Goal ->
Count how many lines below include the string "right", and give that number without anything else.

— start Supplied data —

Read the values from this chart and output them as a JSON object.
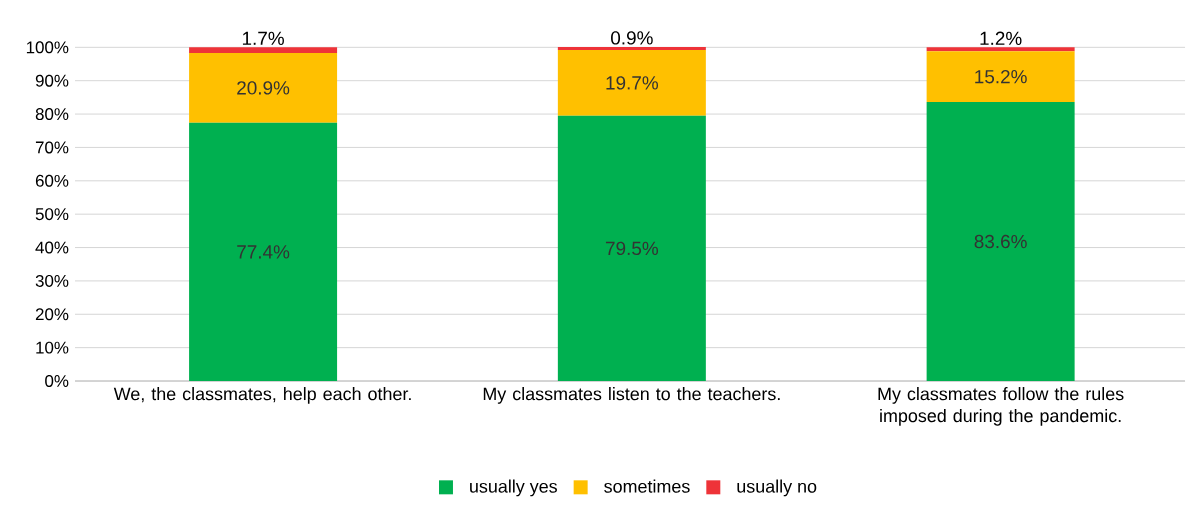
{
  "chart_data": {
    "type": "bar",
    "stacked": true,
    "categories": [
      "We, the classmates, help each other.",
      "My classmates listen to the teachers.",
      "My classmates follow the rules imposed during the pandemic."
    ],
    "series": [
      {
        "name": "usually yes",
        "color": "#00b050",
        "values": [
          77.4,
          79.5,
          83.6
        ],
        "value_labels": [
          "77.4%",
          "79.5%",
          "83.6%"
        ]
      },
      {
        "name": "sometimes",
        "color": "#ffc000",
        "values": [
          20.9,
          19.7,
          15.2
        ],
        "value_labels": [
          "20.9%",
          "19.7%",
          "15.2%"
        ]
      },
      {
        "name": "usually no",
        "color": "#ee3338",
        "values": [
          1.7,
          0.9,
          1.2
        ],
        "value_labels": [
          "1.7%",
          "0.9%",
          "1.2%"
        ]
      }
    ],
    "ylim": [
      0,
      100.1
    ],
    "yticks": [
      {
        "value": 0,
        "label": "0%"
      },
      {
        "value": 10,
        "label": "10%"
      },
      {
        "value": 20,
        "label": "20%"
      },
      {
        "value": 30,
        "label": "30%"
      },
      {
        "value": 40,
        "label": "40%"
      },
      {
        "value": 50,
        "label": "50%"
      },
      {
        "value": 60,
        "label": "60%"
      },
      {
        "value": 70,
        "label": "70%"
      },
      {
        "value": 80,
        "label": "80%"
      },
      {
        "value": 90,
        "label": "90%"
      },
      {
        "value": 100,
        "label": "100%"
      }
    ],
    "grid": "y",
    "legend": "bottom"
  }
}
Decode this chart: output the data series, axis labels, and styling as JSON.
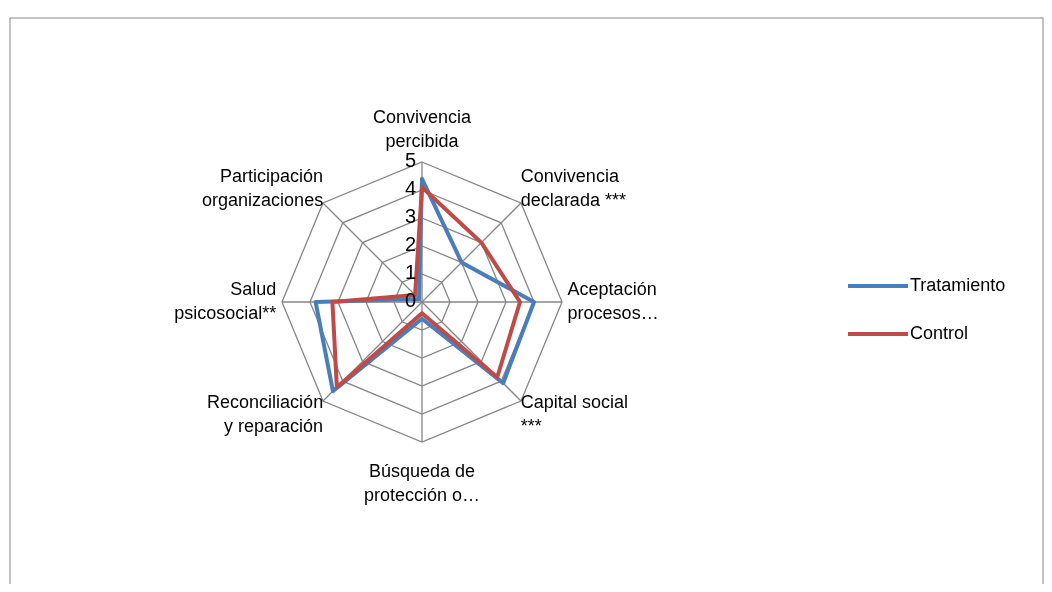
{
  "chart_data": {
    "type": "radar",
    "categories": [
      "Convivencia percibida",
      "Convivencia declarada ***",
      "Aceptación procesos…",
      "Capital social ***",
      "Búsqueda de protección o…",
      "Reconciliación y reparación",
      "Salud psicosocial**",
      "Participación organizaciones"
    ],
    "series": [
      {
        "name": "Tratamiento",
        "color": "#4a7ebb",
        "values": [
          4.4,
          2.0,
          4.0,
          4.1,
          0.6,
          4.5,
          3.8,
          0.15
        ]
      },
      {
        "name": "Control",
        "color": "#be4b48",
        "values": [
          4.1,
          3.0,
          3.5,
          3.8,
          0.4,
          4.3,
          3.2,
          0.35
        ]
      }
    ],
    "ylim": [
      0,
      5
    ],
    "yticks": [
      0,
      1,
      2,
      3,
      4,
      5
    ],
    "grid": true,
    "legend": "right"
  }
}
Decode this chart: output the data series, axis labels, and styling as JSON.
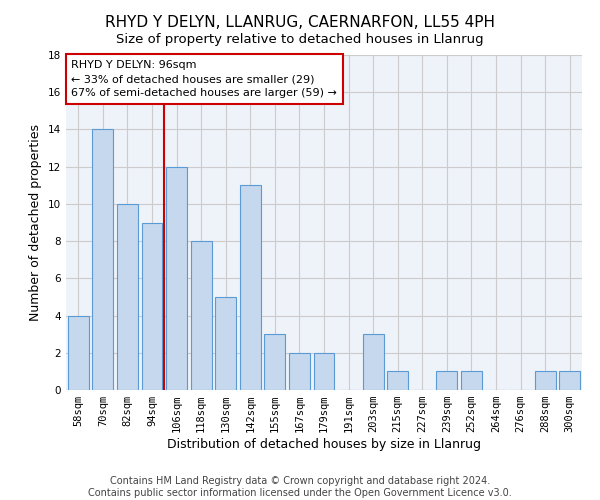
{
  "title1": "RHYD Y DELYN, LLANRUG, CAERNARFON, LL55 4PH",
  "title2": "Size of property relative to detached houses in Llanrug",
  "xlabel": "Distribution of detached houses by size in Llanrug",
  "ylabel": "Number of detached properties",
  "categories": [
    "58sqm",
    "70sqm",
    "82sqm",
    "94sqm",
    "106sqm",
    "118sqm",
    "130sqm",
    "142sqm",
    "155sqm",
    "167sqm",
    "179sqm",
    "191sqm",
    "203sqm",
    "215sqm",
    "227sqm",
    "239sqm",
    "252sqm",
    "264sqm",
    "276sqm",
    "288sqm",
    "300sqm"
  ],
  "values": [
    4,
    14,
    10,
    9,
    12,
    8,
    5,
    11,
    3,
    2,
    2,
    0,
    3,
    1,
    0,
    1,
    1,
    0,
    0,
    1,
    1
  ],
  "bar_color": "#c5d8ed",
  "bar_edge_color": "#5b9bd5",
  "annotation_line1": "RHYD Y DELYN: 96sqm",
  "annotation_line2": "← 33% of detached houses are smaller (29)",
  "annotation_line3": "67% of semi-detached houses are larger (59) →",
  "annotation_box_color": "#ffffff",
  "annotation_box_edge": "#cc0000",
  "annotation_text_color": "#000000",
  "vline_color": "#cc0000",
  "vline_x_index": 3.5,
  "ylim": [
    0,
    18
  ],
  "yticks": [
    0,
    2,
    4,
    6,
    8,
    10,
    12,
    14,
    16,
    18
  ],
  "grid_color": "#cccccc",
  "bg_color": "#eef3f9",
  "footer1": "Contains HM Land Registry data © Crown copyright and database right 2024.",
  "footer2": "Contains public sector information licensed under the Open Government Licence v3.0.",
  "title1_fontsize": 11,
  "title2_fontsize": 9.5,
  "xlabel_fontsize": 9,
  "ylabel_fontsize": 9,
  "tick_fontsize": 7.5,
  "annotation_fontsize": 8,
  "footer_fontsize": 7
}
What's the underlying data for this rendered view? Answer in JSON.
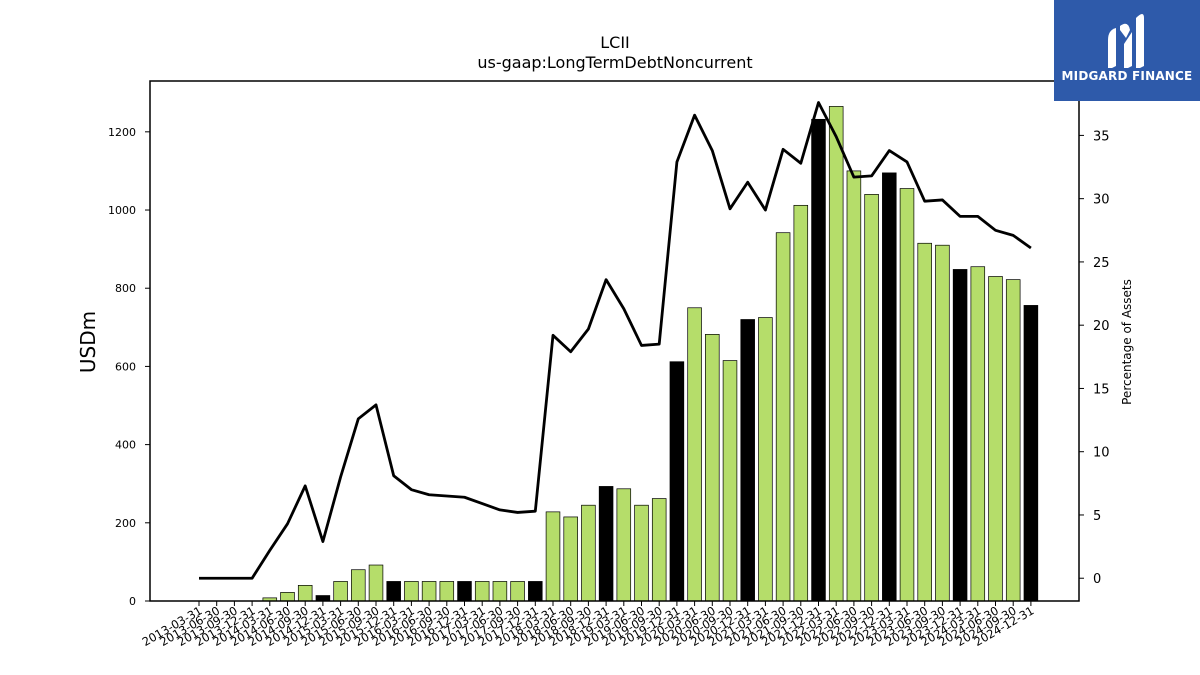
{
  "chart_data": {
    "type": "bar",
    "title": "LCII",
    "subtitle": "us-gaap:LongTermDebtNoncurrent",
    "ylabel": "USDm",
    "y2label": "Percentage of Assets",
    "ylim": [
      0,
      1330
    ],
    "y2lim": [
      -1.8,
      39.3
    ],
    "yticks": [
      0,
      200,
      400,
      600,
      800,
      1000,
      1200
    ],
    "y2ticks": [
      0,
      5,
      10,
      15,
      20,
      25,
      30,
      35
    ],
    "categories": [
      "2013-03-31",
      "2013-06-30",
      "2013-09-30",
      "2013-12-31",
      "2014-03-31",
      "2014-06-30",
      "2014-09-30",
      "2014-12-31",
      "2015-03-31",
      "2015-06-30",
      "2015-09-30",
      "2015-12-31",
      "2016-03-31",
      "2016-06-30",
      "2016-09-30",
      "2016-12-31",
      "2017-03-31",
      "2017-06-30",
      "2017-09-30",
      "2017-12-31",
      "2018-03-31",
      "2018-06-30",
      "2018-09-30",
      "2018-12-31",
      "2019-03-31",
      "2019-06-30",
      "2019-09-30",
      "2019-12-31",
      "2020-03-31",
      "2020-06-30",
      "2020-09-30",
      "2020-12-31",
      "2021-03-31",
      "2021-06-30",
      "2021-09-30",
      "2021-12-31",
      "2022-03-31",
      "2022-06-30",
      "2022-09-30",
      "2022-12-31",
      "2023-03-31",
      "2023-06-30",
      "2023-09-30",
      "2023-12-31",
      "2024-03-31",
      "2024-06-30",
      "2024-09-30",
      "2024-12-31"
    ],
    "series": [
      {
        "type": "bar",
        "axis": "left",
        "values": [
          0,
          0,
          0,
          0,
          8,
          22,
          40,
          14,
          50,
          80,
          92,
          50,
          50,
          50,
          50,
          50,
          50,
          50,
          50,
          50,
          228,
          215,
          245,
          293,
          287,
          245,
          262,
          612,
          750,
          682,
          615,
          720,
          725,
          942,
          1012,
          1232,
          1265,
          1100,
          1040,
          1095,
          1055,
          915,
          910,
          848,
          855,
          830,
          822,
          756
        ],
        "colors": [
          "#b5dd6a",
          "#b5dd6a",
          "#b5dd6a",
          "#000000",
          "#b5dd6a",
          "#b5dd6a",
          "#b5dd6a",
          "#000000",
          "#b5dd6a",
          "#b5dd6a",
          "#b5dd6a",
          "#000000",
          "#b5dd6a",
          "#b5dd6a",
          "#b5dd6a",
          "#000000",
          "#b5dd6a",
          "#b5dd6a",
          "#b5dd6a",
          "#000000",
          "#b5dd6a",
          "#b5dd6a",
          "#b5dd6a",
          "#000000",
          "#b5dd6a",
          "#b5dd6a",
          "#b5dd6a",
          "#000000",
          "#b5dd6a",
          "#b5dd6a",
          "#b5dd6a",
          "#000000",
          "#b5dd6a",
          "#b5dd6a",
          "#b5dd6a",
          "#000000",
          "#b5dd6a",
          "#b5dd6a",
          "#b5dd6a",
          "#000000",
          "#b5dd6a",
          "#b5dd6a",
          "#b5dd6a",
          "#000000",
          "#b5dd6a",
          "#b5dd6a",
          "#b5dd6a",
          "#000000"
        ]
      },
      {
        "type": "line",
        "axis": "right",
        "color": "#000000",
        "values": [
          0,
          0,
          0,
          0,
          2.2,
          4.3,
          7.3,
          2.9,
          8.0,
          12.6,
          13.7,
          8.1,
          7.0,
          6.6,
          6.5,
          6.4,
          5.9,
          5.4,
          5.2,
          5.3,
          19.2,
          17.9,
          19.7,
          23.6,
          21.3,
          18.4,
          18.5,
          32.9,
          36.6,
          33.8,
          29.2,
          31.3,
          29.1,
          33.9,
          32.8,
          37.6,
          34.9,
          31.7,
          31.8,
          33.8,
          32.9,
          29.8,
          29.9,
          28.6,
          28.6,
          27.5,
          27.1,
          26.1
        ]
      }
    ],
    "grid": false,
    "legend": "none"
  },
  "logo": {
    "text": "MIDGARD FINANCE",
    "bg_color": "#2e5aaa",
    "icon": "midgard-m-icon"
  }
}
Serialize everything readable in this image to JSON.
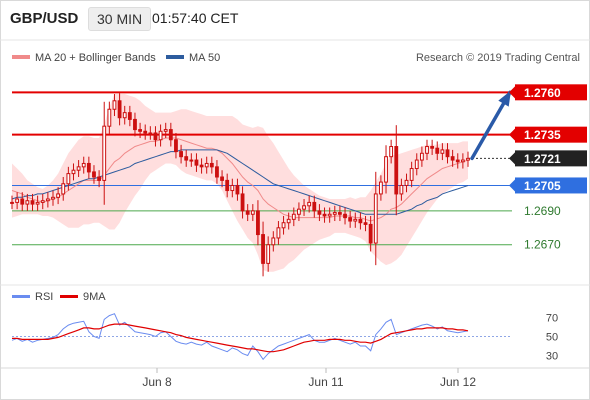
{
  "header": {
    "symbol": "GBP/USD",
    "timeframe": "30 MIN",
    "time": "01:57:40 CET"
  },
  "legend": {
    "ma20_bb": "MA 20 + Bollinger Bands",
    "ma50": "MA 50",
    "source": "Research © 2019 Trading Central",
    "rsi": "RSI",
    "rsi_ma": "9MA"
  },
  "colors": {
    "candle": "#cc1010",
    "bollinger_fill": "#ffd8d8",
    "ma20": "#f08a8a",
    "ma50": "#2d5c9e",
    "resistance": "#e30000",
    "support": "#4ca84c",
    "pivot": "#2f6fe0",
    "last_price": "#222222",
    "arrow": "#2a5aa8",
    "rsi": "#6a8cf0",
    "rsi_ma": "#e00000"
  },
  "chart_data": [
    {
      "type": "candlestick",
      "series": [
        "Price",
        "MA 20 + Bollinger Bands",
        "MA 50"
      ],
      "ylim": [
        1.2648,
        1.2772
      ],
      "x_tick_labels": [
        "Jun 8",
        "Jun 11",
        "Jun 12"
      ],
      "price_levels": [
        {
          "value": 1.276,
          "label": "1.2760",
          "kind": "resistance"
        },
        {
          "value": 1.2735,
          "label": "1.2735",
          "kind": "resistance"
        },
        {
          "value": 1.2721,
          "label": "1.2721",
          "kind": "last"
        },
        {
          "value": 1.2705,
          "label": "1.2705",
          "kind": "pivot"
        },
        {
          "value": 1.269,
          "label": "1.2690",
          "kind": "support"
        },
        {
          "value": 1.267,
          "label": "1.2670",
          "kind": "support"
        }
      ],
      "forecast_target": 1.276,
      "closes": [
        1.2695,
        1.2697,
        1.2694,
        1.2696,
        1.2694,
        1.2695,
        1.2696,
        1.2697,
        1.2698,
        1.27,
        1.2706,
        1.2712,
        1.2714,
        1.2716,
        1.2718,
        1.2713,
        1.271,
        1.2708,
        1.274,
        1.275,
        1.2755,
        1.2745,
        1.2748,
        1.2744,
        1.2738,
        1.2737,
        1.2736,
        1.2736,
        1.2732,
        1.2737,
        1.2738,
        1.2732,
        1.2725,
        1.2722,
        1.272,
        1.272,
        1.2717,
        1.2716,
        1.2718,
        1.2716,
        1.271,
        1.2708,
        1.2702,
        1.2705,
        1.27,
        1.269,
        1.2688,
        1.269,
        1.2676,
        1.2659,
        1.267,
        1.2674,
        1.268,
        1.2683,
        1.2685,
        1.2688,
        1.2691,
        1.2693,
        1.2695,
        1.269,
        1.2688,
        1.2687,
        1.2688,
        1.2689,
        1.2688,
        1.2686,
        1.2684,
        1.2685,
        1.2683,
        1.2682,
        1.2671,
        1.27,
        1.2707,
        1.2722,
        1.2728,
        1.27,
        1.2705,
        1.2708,
        1.2715,
        1.272,
        1.2724,
        1.2728,
        1.2727,
        1.2724,
        1.2726,
        1.2722,
        1.272,
        1.2719,
        1.272,
        1.2721
      ],
      "ma20": [
        1.2702,
        1.2701,
        1.27,
        1.2698,
        1.2697,
        1.2696,
        1.2695,
        1.2696,
        1.2697,
        1.2698,
        1.27,
        1.2702,
        1.2704,
        1.2706,
        1.2708,
        1.2708,
        1.2708,
        1.2708,
        1.2711,
        1.2715,
        1.2719,
        1.2721,
        1.2724,
        1.2726,
        1.2728,
        1.2729,
        1.273,
        1.2731,
        1.2731,
        1.2732,
        1.2733,
        1.2733,
        1.2733,
        1.2732,
        1.2731,
        1.273,
        1.2729,
        1.2728,
        1.2727,
        1.2727,
        1.2726,
        1.2724,
        1.2721,
        1.2718,
        1.2714,
        1.271,
        1.2707,
        1.2705,
        1.2702,
        1.2697,
        1.2694,
        1.2692,
        1.269,
        1.2688,
        1.2687,
        1.2686,
        1.2686,
        1.2686,
        1.2686,
        1.2686,
        1.2686,
        1.2686,
        1.2686,
        1.2687,
        1.2687,
        1.2687,
        1.2687,
        1.2686,
        1.2686,
        1.2685,
        1.2684,
        1.2685,
        1.2686,
        1.2688,
        1.2691,
        1.2692,
        1.2694,
        1.2697,
        1.27,
        1.2703,
        1.2706,
        1.2709,
        1.2711,
        1.2713,
        1.2715,
        1.2716,
        1.2717,
        1.2718,
        1.2719,
        1.272
      ],
      "ma50": [
        1.2697,
        1.2698,
        1.2698,
        1.2699,
        1.2699,
        1.27,
        1.27,
        1.2701,
        1.2702,
        1.2703,
        1.2704,
        1.2705,
        1.2706,
        1.2707,
        1.2708,
        1.2709,
        1.2709,
        1.271,
        1.2711,
        1.2712,
        1.2713,
        1.2714,
        1.2715,
        1.2716,
        1.2718,
        1.2719,
        1.272,
        1.2721,
        1.2722,
        1.2723,
        1.2724,
        1.2725,
        1.2725,
        1.2726,
        1.2726,
        1.2726,
        1.2726,
        1.2726,
        1.2726,
        1.2726,
        1.2726,
        1.2725,
        1.2724,
        1.2722,
        1.272,
        1.2718,
        1.2716,
        1.2714,
        1.2712,
        1.271,
        1.2708,
        1.2706,
        1.2705,
        1.2704,
        1.2703,
        1.2702,
        1.2701,
        1.27,
        1.2699,
        1.2698,
        1.2697,
        1.2696,
        1.2695,
        1.2694,
        1.2693,
        1.2692,
        1.2691,
        1.269,
        1.2689,
        1.2688,
        1.2688,
        1.2688,
        1.2688,
        1.2688,
        1.2688,
        1.2688,
        1.2689,
        1.269,
        1.2691,
        1.2693,
        1.2694,
        1.2696,
        1.2697,
        1.2698,
        1.27,
        1.2701,
        1.2702,
        1.2703,
        1.2704,
        1.2705
      ],
      "bollinger_width": [
        0.0016,
        0.0014,
        0.0012,
        0.001,
        0.0009,
        0.0008,
        0.0008,
        0.0009,
        0.0011,
        0.0014,
        0.0018,
        0.0022,
        0.0024,
        0.0026,
        0.0026,
        0.0026,
        0.0025,
        0.0025,
        0.003,
        0.0036,
        0.004,
        0.0038,
        0.0035,
        0.0032,
        0.0029,
        0.0026,
        0.0022,
        0.0019,
        0.0017,
        0.0016,
        0.0015,
        0.0015,
        0.0016,
        0.0018,
        0.0019,
        0.0019,
        0.0019,
        0.0019,
        0.0019,
        0.0019,
        0.002,
        0.0022,
        0.0025,
        0.0028,
        0.003,
        0.0031,
        0.0033,
        0.0034,
        0.0038,
        0.0042,
        0.004,
        0.0038,
        0.0035,
        0.0032,
        0.0028,
        0.0025,
        0.0022,
        0.0019,
        0.0017,
        0.0015,
        0.0013,
        0.0012,
        0.0011,
        0.001,
        0.001,
        0.001,
        0.0011,
        0.0011,
        0.0012,
        0.0013,
        0.0018,
        0.0022,
        0.0026,
        0.003,
        0.0032,
        0.0031,
        0.003,
        0.0028,
        0.0026,
        0.0024,
        0.0022,
        0.002,
        0.0018,
        0.0016,
        0.0015,
        0.0014,
        0.0013,
        0.0012,
        0.0012,
        0.0011
      ]
    },
    {
      "type": "line",
      "series": [
        "RSI",
        "9MA"
      ],
      "ylim": [
        20,
        80
      ],
      "y_ticks": [
        70,
        50,
        30
      ],
      "rsi": [
        46,
        48,
        45,
        47,
        44,
        46,
        47,
        48,
        49,
        52,
        58,
        62,
        64,
        65,
        66,
        55,
        50,
        48,
        68,
        72,
        74,
        62,
        65,
        60,
        55,
        54,
        53,
        52,
        50,
        54,
        55,
        50,
        45,
        43,
        42,
        44,
        42,
        41,
        44,
        40,
        38,
        36,
        34,
        38,
        36,
        32,
        30,
        40,
        34,
        26,
        32,
        36,
        40,
        42,
        44,
        46,
        48,
        50,
        52,
        46,
        44,
        44,
        46,
        48,
        46,
        44,
        42,
        44,
        40,
        40,
        35,
        52,
        58,
        65,
        68,
        52,
        54,
        56,
        58,
        60,
        62,
        63,
        61,
        58,
        60,
        56,
        55,
        54,
        55,
        56
      ],
      "rsi_ma": [
        48,
        48,
        47,
        47,
        47,
        47,
        47,
        47,
        48,
        49,
        51,
        53,
        55,
        57,
        59,
        59,
        58,
        58,
        60,
        62,
        63,
        63,
        63,
        62,
        61,
        60,
        59,
        58,
        57,
        56,
        55,
        54,
        52,
        51,
        49,
        48,
        47,
        46,
        45,
        44,
        43,
        42,
        41,
        40,
        39,
        38,
        37,
        37,
        36,
        35,
        34,
        34,
        35,
        36,
        38,
        40,
        42,
        44,
        45,
        46,
        46,
        46,
        47,
        47,
        47,
        46,
        46,
        45,
        44,
        44,
        43,
        45,
        47,
        50,
        53,
        54,
        55,
        56,
        57,
        58,
        58,
        59,
        59,
        59,
        59,
        58,
        58,
        57,
        57,
        56
      ]
    }
  ]
}
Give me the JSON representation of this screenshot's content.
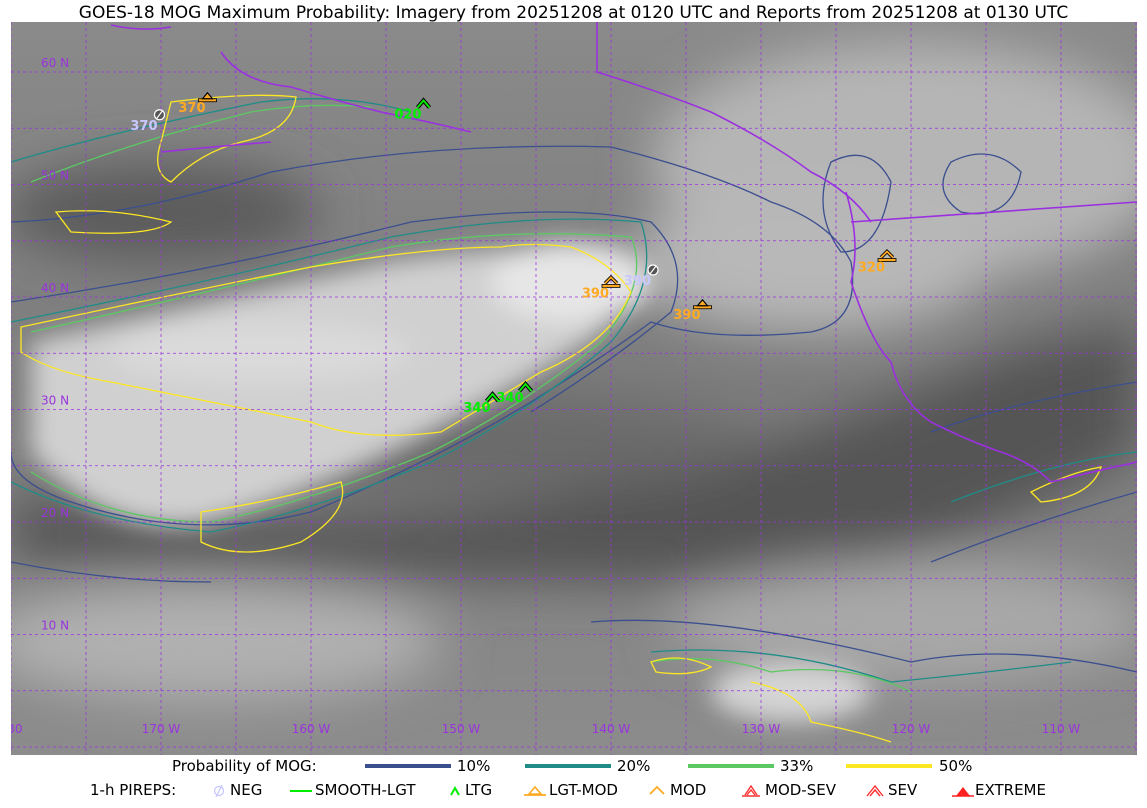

— end Supplied data —

Result below ->
3